> _TASK DESCRIPTION_
Please repeat every one of the following entries word for word, leaving the pictures out of your answer.
— begin DATA SUPPLIED —
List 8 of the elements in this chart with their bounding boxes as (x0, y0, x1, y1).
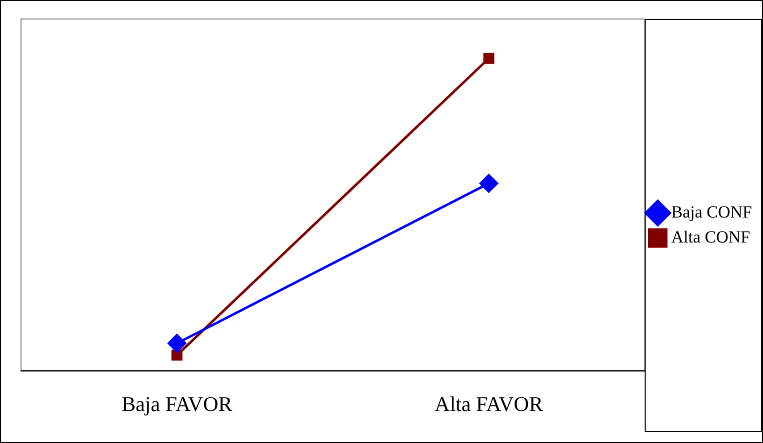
point (171, 350, 182, 361)
x-tick-label: Baja FAVOR (122, 392, 232, 416)
point (480, 174, 498, 193)
legend-label: Alta CONF (671, 227, 750, 246)
point (483, 52, 494, 64)
legend-label: Baja CONF (671, 202, 752, 222)
x-tick-label: Alta FAVOR (434, 392, 543, 416)
point (168, 334, 186, 353)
— end DATA SUPPLIED —
> _THE OUTPUT_
List 8 of the elements in this chart with their bounding boxes as (x0, y0, x1, y1).
point (171, 350, 182, 361)
x-tick-label: Baja FAVOR (122, 392, 232, 416)
point (480, 174, 498, 193)
legend-label: Alta CONF (671, 227, 750, 246)
point (483, 52, 494, 64)
legend-label: Baja CONF (671, 202, 752, 222)
x-tick-label: Alta FAVOR (434, 392, 543, 416)
point (168, 334, 186, 353)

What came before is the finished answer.